Excerpted data:
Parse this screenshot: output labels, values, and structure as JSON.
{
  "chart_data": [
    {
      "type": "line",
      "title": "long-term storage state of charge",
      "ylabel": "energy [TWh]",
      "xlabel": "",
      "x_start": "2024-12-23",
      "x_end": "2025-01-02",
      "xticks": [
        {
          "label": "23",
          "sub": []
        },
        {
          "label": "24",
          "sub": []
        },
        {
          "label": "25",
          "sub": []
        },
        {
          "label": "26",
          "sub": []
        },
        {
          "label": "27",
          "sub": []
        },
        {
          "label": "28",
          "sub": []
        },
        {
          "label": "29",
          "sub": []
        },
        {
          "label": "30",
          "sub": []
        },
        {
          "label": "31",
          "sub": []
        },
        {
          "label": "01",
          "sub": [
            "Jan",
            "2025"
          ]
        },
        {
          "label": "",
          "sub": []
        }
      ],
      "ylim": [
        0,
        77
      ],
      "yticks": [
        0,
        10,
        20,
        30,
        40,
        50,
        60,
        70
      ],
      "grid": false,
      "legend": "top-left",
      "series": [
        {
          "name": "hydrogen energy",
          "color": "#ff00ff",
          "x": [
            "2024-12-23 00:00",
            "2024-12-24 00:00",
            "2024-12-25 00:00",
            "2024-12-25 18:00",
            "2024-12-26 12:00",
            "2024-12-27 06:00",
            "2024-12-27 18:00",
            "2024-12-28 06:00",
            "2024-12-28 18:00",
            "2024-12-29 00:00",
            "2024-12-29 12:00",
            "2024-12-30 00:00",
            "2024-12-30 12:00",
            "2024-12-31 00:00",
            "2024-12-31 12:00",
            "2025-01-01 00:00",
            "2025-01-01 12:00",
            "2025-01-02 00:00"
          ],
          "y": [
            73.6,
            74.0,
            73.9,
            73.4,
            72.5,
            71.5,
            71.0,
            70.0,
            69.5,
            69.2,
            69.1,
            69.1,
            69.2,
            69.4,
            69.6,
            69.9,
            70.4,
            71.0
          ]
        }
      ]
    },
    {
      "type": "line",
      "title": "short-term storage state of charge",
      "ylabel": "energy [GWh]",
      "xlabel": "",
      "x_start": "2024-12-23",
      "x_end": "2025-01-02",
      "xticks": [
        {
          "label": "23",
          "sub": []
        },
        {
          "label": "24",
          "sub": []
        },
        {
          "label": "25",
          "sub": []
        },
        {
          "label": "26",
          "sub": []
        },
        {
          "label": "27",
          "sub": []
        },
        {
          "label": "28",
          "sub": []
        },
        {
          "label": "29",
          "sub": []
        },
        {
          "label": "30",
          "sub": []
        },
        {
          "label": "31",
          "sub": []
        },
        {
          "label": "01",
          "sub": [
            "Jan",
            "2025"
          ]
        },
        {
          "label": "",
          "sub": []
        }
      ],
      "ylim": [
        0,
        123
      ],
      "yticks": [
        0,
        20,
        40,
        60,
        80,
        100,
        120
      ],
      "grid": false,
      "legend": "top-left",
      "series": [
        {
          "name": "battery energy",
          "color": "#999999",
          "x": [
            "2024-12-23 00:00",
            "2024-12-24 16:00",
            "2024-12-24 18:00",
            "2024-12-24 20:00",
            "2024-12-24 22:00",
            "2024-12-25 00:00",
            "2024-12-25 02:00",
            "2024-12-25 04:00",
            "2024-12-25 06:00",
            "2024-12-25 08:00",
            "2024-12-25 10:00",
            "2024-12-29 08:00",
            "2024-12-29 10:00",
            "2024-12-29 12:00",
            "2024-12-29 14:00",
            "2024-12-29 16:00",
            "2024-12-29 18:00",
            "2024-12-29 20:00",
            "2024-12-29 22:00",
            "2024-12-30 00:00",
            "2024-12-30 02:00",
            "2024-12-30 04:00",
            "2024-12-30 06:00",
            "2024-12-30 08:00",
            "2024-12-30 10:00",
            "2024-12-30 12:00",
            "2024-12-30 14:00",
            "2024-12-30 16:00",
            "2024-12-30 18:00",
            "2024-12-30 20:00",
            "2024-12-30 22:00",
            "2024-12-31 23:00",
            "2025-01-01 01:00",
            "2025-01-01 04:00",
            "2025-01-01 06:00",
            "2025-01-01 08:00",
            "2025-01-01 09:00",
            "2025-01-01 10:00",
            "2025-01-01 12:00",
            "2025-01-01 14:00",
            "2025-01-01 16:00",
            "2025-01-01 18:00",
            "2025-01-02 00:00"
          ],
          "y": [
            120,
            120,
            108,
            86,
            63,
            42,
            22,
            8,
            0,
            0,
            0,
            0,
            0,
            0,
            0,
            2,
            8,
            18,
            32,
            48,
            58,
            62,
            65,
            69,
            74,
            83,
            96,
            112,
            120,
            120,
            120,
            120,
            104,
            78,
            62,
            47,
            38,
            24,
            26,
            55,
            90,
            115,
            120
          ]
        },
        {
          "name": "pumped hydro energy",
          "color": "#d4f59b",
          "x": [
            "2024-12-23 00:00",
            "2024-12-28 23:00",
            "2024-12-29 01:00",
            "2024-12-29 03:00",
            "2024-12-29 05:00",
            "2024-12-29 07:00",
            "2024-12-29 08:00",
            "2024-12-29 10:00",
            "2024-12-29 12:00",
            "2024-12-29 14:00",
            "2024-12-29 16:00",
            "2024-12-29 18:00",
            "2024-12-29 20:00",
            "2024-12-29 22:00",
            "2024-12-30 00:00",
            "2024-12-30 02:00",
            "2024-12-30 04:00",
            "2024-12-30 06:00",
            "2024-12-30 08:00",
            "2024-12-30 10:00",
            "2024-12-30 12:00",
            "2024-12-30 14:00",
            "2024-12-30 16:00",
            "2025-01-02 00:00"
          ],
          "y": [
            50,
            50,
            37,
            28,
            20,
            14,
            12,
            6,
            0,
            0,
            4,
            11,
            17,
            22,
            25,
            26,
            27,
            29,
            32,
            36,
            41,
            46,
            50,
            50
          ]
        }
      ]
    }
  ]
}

Exercise prompt: State the number of lines that contain the string "charge", with no other words.

Solution to the exercise: 2